**Task material**.
^^^^^^^^

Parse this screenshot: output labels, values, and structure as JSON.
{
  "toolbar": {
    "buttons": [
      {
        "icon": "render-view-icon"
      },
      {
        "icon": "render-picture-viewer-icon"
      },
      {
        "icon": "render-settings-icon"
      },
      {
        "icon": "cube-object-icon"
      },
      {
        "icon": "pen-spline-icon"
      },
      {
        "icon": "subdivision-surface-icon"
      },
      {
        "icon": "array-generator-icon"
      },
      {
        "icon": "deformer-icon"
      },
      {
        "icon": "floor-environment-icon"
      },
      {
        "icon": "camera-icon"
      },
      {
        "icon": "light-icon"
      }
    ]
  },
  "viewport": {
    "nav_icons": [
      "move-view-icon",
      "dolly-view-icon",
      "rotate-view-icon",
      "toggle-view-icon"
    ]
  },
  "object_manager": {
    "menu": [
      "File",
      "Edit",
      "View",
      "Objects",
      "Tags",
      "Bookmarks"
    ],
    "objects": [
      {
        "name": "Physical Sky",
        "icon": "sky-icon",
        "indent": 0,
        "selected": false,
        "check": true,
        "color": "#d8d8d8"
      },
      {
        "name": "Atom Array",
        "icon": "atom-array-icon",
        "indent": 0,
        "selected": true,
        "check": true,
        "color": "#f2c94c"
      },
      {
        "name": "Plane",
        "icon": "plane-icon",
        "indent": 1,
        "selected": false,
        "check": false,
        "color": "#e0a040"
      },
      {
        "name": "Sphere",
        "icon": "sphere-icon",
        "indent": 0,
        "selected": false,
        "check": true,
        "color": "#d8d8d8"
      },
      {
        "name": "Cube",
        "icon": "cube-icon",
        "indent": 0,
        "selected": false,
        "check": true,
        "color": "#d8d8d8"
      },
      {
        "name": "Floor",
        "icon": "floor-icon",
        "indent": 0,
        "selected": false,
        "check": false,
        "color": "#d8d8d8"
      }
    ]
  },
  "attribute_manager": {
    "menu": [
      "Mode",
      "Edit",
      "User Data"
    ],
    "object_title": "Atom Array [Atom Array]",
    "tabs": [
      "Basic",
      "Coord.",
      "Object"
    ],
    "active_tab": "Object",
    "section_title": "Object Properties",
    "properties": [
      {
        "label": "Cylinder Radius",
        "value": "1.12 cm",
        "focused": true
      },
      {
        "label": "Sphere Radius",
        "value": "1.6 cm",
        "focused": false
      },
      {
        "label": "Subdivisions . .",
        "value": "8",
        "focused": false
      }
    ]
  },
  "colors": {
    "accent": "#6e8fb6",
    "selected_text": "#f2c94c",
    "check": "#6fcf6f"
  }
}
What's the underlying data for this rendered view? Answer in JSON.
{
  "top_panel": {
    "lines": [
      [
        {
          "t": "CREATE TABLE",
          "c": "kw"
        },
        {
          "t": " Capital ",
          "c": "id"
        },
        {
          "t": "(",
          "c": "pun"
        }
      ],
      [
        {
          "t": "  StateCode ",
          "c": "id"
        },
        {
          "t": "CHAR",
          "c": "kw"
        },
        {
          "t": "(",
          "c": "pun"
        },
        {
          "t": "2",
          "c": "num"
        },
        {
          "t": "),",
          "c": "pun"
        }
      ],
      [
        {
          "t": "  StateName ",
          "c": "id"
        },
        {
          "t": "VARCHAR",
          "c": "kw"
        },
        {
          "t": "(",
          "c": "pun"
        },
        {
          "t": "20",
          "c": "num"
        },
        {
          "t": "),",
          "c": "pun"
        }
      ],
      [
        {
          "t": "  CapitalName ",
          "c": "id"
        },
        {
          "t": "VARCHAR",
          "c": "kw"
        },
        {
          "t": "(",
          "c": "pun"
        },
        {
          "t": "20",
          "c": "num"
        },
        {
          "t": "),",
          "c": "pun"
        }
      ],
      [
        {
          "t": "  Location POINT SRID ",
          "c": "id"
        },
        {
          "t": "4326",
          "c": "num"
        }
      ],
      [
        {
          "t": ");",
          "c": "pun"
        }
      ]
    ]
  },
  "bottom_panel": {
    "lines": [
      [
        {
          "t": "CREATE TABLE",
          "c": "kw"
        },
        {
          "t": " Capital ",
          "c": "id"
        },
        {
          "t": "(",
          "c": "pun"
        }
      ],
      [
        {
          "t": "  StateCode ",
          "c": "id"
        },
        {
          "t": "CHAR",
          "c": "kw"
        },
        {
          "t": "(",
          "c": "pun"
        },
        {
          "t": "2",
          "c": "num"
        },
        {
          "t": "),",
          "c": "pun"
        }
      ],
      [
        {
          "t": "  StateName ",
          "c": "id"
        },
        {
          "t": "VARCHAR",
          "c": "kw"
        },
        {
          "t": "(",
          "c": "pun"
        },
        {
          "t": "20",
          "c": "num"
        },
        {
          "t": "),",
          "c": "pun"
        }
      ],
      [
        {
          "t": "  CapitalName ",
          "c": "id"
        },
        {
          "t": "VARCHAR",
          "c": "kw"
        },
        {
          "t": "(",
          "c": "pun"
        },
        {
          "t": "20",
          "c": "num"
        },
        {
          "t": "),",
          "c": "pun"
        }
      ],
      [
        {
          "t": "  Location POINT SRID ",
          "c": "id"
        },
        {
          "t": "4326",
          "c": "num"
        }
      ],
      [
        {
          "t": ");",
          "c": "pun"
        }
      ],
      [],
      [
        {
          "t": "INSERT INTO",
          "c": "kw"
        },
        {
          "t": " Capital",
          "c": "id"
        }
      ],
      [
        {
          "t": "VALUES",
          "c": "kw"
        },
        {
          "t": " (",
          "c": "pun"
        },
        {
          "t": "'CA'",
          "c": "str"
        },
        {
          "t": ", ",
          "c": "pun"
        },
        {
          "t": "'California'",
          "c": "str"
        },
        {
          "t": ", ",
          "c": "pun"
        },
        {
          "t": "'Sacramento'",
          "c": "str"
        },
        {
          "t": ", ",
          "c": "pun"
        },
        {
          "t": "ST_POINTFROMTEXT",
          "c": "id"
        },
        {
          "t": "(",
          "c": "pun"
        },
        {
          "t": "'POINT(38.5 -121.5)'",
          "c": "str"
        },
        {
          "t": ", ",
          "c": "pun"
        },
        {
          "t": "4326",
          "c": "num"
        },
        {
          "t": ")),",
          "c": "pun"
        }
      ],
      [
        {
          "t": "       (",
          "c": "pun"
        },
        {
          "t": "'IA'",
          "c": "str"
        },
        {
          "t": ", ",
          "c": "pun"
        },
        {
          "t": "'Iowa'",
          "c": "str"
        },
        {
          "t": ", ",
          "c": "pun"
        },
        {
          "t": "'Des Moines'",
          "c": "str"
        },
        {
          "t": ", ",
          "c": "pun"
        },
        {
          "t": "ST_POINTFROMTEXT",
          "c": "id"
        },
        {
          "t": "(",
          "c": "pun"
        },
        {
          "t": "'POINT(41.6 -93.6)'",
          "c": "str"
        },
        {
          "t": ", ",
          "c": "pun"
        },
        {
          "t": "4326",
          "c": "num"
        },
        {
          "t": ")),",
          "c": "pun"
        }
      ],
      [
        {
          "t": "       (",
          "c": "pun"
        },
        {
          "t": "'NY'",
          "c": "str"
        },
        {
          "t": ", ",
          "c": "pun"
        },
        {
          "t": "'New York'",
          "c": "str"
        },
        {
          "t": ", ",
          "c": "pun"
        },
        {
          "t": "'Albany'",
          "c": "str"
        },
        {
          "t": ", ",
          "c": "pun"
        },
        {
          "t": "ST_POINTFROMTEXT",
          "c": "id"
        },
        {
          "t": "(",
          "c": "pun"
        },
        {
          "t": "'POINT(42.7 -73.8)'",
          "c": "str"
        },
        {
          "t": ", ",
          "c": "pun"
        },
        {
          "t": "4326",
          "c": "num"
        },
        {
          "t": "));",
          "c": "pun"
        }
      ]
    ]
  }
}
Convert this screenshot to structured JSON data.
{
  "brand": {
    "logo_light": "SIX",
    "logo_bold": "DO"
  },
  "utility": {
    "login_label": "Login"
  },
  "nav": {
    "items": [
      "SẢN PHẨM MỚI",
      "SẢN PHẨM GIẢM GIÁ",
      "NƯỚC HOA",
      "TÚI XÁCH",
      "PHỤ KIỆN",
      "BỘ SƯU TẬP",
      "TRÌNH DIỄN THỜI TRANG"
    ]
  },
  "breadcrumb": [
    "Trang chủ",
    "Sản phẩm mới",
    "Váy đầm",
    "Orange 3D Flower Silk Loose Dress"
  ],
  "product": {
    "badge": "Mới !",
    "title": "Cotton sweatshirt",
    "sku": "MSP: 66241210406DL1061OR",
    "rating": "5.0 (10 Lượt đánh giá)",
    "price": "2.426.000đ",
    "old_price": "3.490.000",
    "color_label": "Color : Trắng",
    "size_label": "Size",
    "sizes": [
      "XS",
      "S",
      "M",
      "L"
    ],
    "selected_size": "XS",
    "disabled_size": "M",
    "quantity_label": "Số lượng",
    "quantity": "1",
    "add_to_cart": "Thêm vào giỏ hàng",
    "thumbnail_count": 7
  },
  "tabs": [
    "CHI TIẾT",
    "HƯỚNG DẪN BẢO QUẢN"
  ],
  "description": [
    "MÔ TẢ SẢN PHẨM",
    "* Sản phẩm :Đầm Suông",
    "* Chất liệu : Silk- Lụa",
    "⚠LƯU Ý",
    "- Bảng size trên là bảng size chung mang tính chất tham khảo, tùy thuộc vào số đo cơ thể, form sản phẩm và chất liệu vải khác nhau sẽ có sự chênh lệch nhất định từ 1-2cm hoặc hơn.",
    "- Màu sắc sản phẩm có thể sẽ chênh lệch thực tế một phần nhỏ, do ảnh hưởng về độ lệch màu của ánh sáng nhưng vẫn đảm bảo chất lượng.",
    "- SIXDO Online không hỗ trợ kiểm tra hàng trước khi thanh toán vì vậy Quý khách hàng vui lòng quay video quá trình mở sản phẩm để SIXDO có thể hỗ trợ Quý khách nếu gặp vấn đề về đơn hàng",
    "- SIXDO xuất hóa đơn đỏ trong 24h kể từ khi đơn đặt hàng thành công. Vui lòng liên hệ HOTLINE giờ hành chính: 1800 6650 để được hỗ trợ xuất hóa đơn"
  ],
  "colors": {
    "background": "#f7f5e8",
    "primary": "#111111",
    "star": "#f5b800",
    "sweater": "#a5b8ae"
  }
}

^^^^^^^^

**What is required**.
Take the line with "Convert this screenshot" and all lines after it through the end of the records, and write them out exactly; include nothing else.

**Result**.
Convert this screenshot to structured JSON data.
{
  "brand": {
    "logo_light": "SIX",
    "logo_bold": "DO"
  },
  "utility": {
    "login_label": "Login"
  },
  "nav": {
    "items": [
      "SẢN PHẨM MỚI",
      "SẢN PHẨM GIẢM GIÁ",
      "NƯỚC HOA",
      "TÚI XÁCH",
      "PHỤ KIỆN",
      "BỘ SƯU TẬP",
      "TRÌNH DIỄN THỜI TRANG"
    ]
  },
  "breadcrumb": [
    "Trang chủ",
    "Sản phẩm mới",
    "Váy đầm",
    "Orange 3D Flower Silk Loose Dress"
  ],
  "product": {
    "badge": "Mới !",
    "title": "Cotton sweatshirt",
    "sku": "MSP: 66241210406DL1061OR",
    "rating": "5.0 (10 Lượt đánh giá)",
    "price": "2.426.000đ",
    "old_price": "3.490.000",
    "color_label": "Color : Trắng",
    "size_label": "Size",
    "sizes": [
      "XS",
      "S",
      "M",
      "L"
    ],
    "selected_size": "XS",
    "disabled_size": "M",
    "quantity_label": "Số lượng",
    "quantity": "1",
    "add_to_cart": "Thêm vào giỏ hàng",
    "thumbnail_count": 7
  },
  "tabs": [
    "CHI TIẾT",
    "HƯỚNG DẪN BẢO QUẢN"
  ],
  "description": [
    "MÔ TẢ SẢN PHẨM",
    "* Sản phẩm :Đầm Suông",
    "* Chất liệu : Silk- Lụa",
    "⚠LƯU Ý",
    "- Bảng size trên là bảng size chung mang tính chất tham khảo, tùy thuộc vào số đo cơ thể, form sản phẩm và chất liệu vải khác nhau sẽ có sự chênh lệch nhất định từ 1-2cm hoặc hơn.",
    "- Màu sắc sản phẩm có thể sẽ chênh lệch thực tế một phần nhỏ, do ảnh hưởng về độ lệch màu của ánh sáng nhưng vẫn đảm bảo chất lượng.",
    "- SIXDO Online không hỗ trợ kiểm tra hàng trước khi thanh toán vì vậy Quý khách hàng vui lòng quay video quá trình mở sản phẩm để SIXDO có thể hỗ trợ Quý khách nếu gặp vấn đề về đơn hàng",
    "- SIXDO xuất hóa đơn đỏ trong 24h kể từ khi đơn đặt hàng thành công. Vui lòng liên hệ HOTLINE giờ hành chính: 1800 6650 để được hỗ trợ xuất hóa đơn"
  ],
  "colors": {
    "background": "#f7f5e8",
    "primary": "#111111",
    "star": "#f5b800",
    "sweater": "#a5b8ae"
  }
}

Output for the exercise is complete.